*Written problem A:* From the passage on the AKS RunCommand token weakness, quote word for word the part that begins at the words "Sensitive Credentials Exposure" and stops after "impersonated user's privileges.".

A newly disclosed weakness in Azure Kubernetes Service’s RunCommand feature created a path for attackers to intercept a privileged Entra ID access token during command execution and replay it against other AKS clusters in the same tenant. 

The issue, discovered by Ben Zamir from Cymulate Research Labs, showed how a token intended for a single administrative RunCommand operation could become a tenant-wide lateral movement primitive. Because the token was broadly scoped and not bound to a specific cluster or host, an attacker with local node access or existing cluster-admin privileges could use it to impersonate the invoking administrator across other AKS environments. 

This research highlights a growing cloud security problem: once attackers gain access to identity material, traditional boundaries such as clusters, resource groups, subscriptions, VNets, and environments may no longer provide meaningful isolation. 

Executive Summary 

 A chain of weaknesses was identified in the Azure Kubernetes Service (AKS) RunCommand feature when used with Microsoft Entra ID authentication. These issues allowed an attacker with either local node access or existing cluster-admin privileges to intercept a valid Entra ID access token during RunCommand execution. 

Because the token was broadly scoped at the tenant level and was not bound to a specific cluster, host, or request, it could be replayed in a pass-the-token attack. This allowed the attacker to impersonate the administrative user and gain cluster-admin access to other AKS clusters within the same tenant, based on that user’s permissions. 

Following responsible disclosure, Microsoft acknowledged the issue and deployed a cloud-side fix, which has been automatically applied to AKS clusters. This blog post outlines the technical details, exploitation paths, and recommended mitigations.  

Check out the practical, actionable advice for CISOs and organizations currently utilizing AKS at the end of this blog

AKS RunCommand Privilege & Token Security Weaknesses 

Our research identified three key findings of sensitive credentials exposure, improper access control and improper authorization. 

Sensitive Credentials Exposure 

When using the RunCommand feature over an Entra ID managed AKS cluster, an Entra ID access token is injected into the RunCommand pod’s filesystem where it is accessible to processes within the node or identities with cluster-based access, enabling token theft and cross-cluster lateral movement

Improper Access Control

RunCommand pods are not restricted to system node pools, they are scheduled on user nodes. This enables a low-privileged user node compromise to escalate to cluster-admin and then move laterally across clusters. 

Improper Authorization

RunCommand injects tokens that carry a broad scope granting access to every AKS cluster in the tenant based on the impersonated user's privileges. 

Building Blocks of the Exposure and Attack 

What is Azure Kubernetes Service (AKS)?

*Dataset excerpts:*
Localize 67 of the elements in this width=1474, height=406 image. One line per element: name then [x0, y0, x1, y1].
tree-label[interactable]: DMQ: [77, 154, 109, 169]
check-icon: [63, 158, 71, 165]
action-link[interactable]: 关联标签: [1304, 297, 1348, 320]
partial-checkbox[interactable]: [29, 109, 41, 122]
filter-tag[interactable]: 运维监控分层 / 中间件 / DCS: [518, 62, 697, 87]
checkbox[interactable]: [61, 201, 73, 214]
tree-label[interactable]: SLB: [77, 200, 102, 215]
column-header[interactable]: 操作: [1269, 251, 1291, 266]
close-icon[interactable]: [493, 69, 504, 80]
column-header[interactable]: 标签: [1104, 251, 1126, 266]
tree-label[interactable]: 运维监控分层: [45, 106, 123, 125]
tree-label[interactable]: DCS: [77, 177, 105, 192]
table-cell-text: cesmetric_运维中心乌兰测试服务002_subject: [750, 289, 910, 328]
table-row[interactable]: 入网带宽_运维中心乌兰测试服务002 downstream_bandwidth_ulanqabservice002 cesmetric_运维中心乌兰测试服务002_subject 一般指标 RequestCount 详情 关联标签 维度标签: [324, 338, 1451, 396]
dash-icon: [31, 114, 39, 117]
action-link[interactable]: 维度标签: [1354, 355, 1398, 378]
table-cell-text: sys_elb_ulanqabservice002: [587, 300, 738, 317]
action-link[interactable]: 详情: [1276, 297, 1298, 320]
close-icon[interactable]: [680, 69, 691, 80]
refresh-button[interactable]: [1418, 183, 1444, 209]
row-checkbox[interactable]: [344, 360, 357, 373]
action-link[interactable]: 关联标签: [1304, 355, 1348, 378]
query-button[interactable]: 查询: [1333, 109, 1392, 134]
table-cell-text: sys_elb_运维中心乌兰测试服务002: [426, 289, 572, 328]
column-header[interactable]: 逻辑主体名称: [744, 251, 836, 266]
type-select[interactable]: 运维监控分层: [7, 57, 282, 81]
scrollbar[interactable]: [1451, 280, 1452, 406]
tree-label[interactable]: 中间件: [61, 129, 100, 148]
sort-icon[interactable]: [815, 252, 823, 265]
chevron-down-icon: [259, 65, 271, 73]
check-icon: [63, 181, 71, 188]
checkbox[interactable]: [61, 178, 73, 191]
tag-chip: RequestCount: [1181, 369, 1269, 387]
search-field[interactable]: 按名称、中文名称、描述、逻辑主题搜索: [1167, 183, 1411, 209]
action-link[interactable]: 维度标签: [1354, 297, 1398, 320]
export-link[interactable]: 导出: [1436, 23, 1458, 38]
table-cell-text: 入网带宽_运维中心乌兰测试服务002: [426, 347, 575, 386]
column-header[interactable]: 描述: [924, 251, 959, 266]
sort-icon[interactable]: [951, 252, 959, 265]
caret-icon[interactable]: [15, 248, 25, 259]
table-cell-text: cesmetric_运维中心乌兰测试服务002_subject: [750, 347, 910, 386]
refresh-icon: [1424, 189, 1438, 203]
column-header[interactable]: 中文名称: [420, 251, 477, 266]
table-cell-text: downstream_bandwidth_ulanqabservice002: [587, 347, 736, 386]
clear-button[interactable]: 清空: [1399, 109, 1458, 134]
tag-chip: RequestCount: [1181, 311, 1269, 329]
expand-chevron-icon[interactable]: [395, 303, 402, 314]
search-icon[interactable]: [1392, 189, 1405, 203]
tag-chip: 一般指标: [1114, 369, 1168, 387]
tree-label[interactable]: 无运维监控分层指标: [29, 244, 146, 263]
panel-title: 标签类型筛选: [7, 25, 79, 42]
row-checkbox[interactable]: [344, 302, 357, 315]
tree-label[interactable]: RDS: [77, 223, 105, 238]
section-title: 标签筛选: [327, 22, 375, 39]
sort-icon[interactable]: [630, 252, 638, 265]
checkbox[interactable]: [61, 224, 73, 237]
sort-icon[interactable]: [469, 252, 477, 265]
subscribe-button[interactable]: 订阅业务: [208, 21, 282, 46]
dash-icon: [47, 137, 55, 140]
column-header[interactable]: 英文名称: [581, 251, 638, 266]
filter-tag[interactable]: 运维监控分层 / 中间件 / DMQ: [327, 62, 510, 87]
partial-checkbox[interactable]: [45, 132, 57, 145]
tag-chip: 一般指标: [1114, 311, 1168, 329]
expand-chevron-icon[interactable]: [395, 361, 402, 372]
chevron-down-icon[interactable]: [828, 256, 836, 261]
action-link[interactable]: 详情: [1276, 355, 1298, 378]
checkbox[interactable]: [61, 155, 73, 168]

*Written problem B:* Print the records verbatim, starting at their first line and stopping after the line that contains "tag-chip: RequestCount: [1181, 369, 1269, 387]", with that line included.

*Correct response A:*
Sensitive Credentials Exposure 

When using the RunCommand feature over an Entra ID managed AKS cluster, an Entra ID access token is injected into the RunCommand pod’s filesystem where it is accessible to processes within the node or identities with cluster-based access, enabling token theft and cross-cluster lateral movement

Improper Access Control

RunCommand pods are not restricted to system node pools, they are scheduled on user nodes. This enables a low-privileged user node compromise to escalate to cluster-admin and then move laterally across clusters. 

Improper Authorization

RunCommand injects tokens that carry a broad scope granting access to every AKS cluster in the tenant based on the impersonated user's privileges.

*Correct response B:*
Localize 67 of the elements in this width=1474, height=406 image. One line per element: name then [x0, y0, x1, y1].
tree-label[interactable]: DMQ: [77, 154, 109, 169]
check-icon: [63, 158, 71, 165]
action-link[interactable]: 关联标签: [1304, 297, 1348, 320]
partial-checkbox[interactable]: [29, 109, 41, 122]
filter-tag[interactable]: 运维监控分层 / 中间件 / DCS: [518, 62, 697, 87]
checkbox[interactable]: [61, 201, 73, 214]
tree-label[interactable]: SLB: [77, 200, 102, 215]
column-header[interactable]: 操作: [1269, 251, 1291, 266]
close-icon[interactable]: [493, 69, 504, 80]
column-header[interactable]: 标签: [1104, 251, 1126, 266]
tree-label[interactable]: 运维监控分层: [45, 106, 123, 125]
tree-label[interactable]: DCS: [77, 177, 105, 192]
table-cell-text: cesmetric_运维中心乌兰测试服务002_subject: [750, 289, 910, 328]
table-row[interactable]: 入网带宽_运维中心乌兰测试服务002 downstream_bandwidth_ulanqabservice002 cesmetric_运维中心乌兰测试服务002_subject 一般指标 RequestCount 详情 关联标签 维度标签: [324, 338, 1451, 396]
dash-icon: [31, 114, 39, 117]
action-link[interactable]: 维度标签: [1354, 355, 1398, 378]
table-cell-text: sys_elb_ulanqabservice002: [587, 300, 738, 317]
action-link[interactable]: 详情: [1276, 297, 1298, 320]
close-icon[interactable]: [680, 69, 691, 80]
refresh-button[interactable]: [1418, 183, 1444, 209]
row-checkbox[interactable]: [344, 360, 357, 373]
action-link[interactable]: 关联标签: [1304, 355, 1348, 378]
query-button[interactable]: 查询: [1333, 109, 1392, 134]
table-cell-text: sys_elb_运维中心乌兰测试服务002: [426, 289, 572, 328]
column-header[interactable]: 逻辑主体名称: [744, 251, 836, 266]
type-select[interactable]: 运维监控分层: [7, 57, 282, 81]
scrollbar[interactable]: [1451, 280, 1452, 406]
tree-label[interactable]: 中间件: [61, 129, 100, 148]
sort-icon[interactable]: [815, 252, 823, 265]
chevron-down-icon: [259, 65, 271, 73]
check-icon: [63, 181, 71, 188]
checkbox[interactable]: [61, 178, 73, 191]
tag-chip: RequestCount: [1181, 369, 1269, 387]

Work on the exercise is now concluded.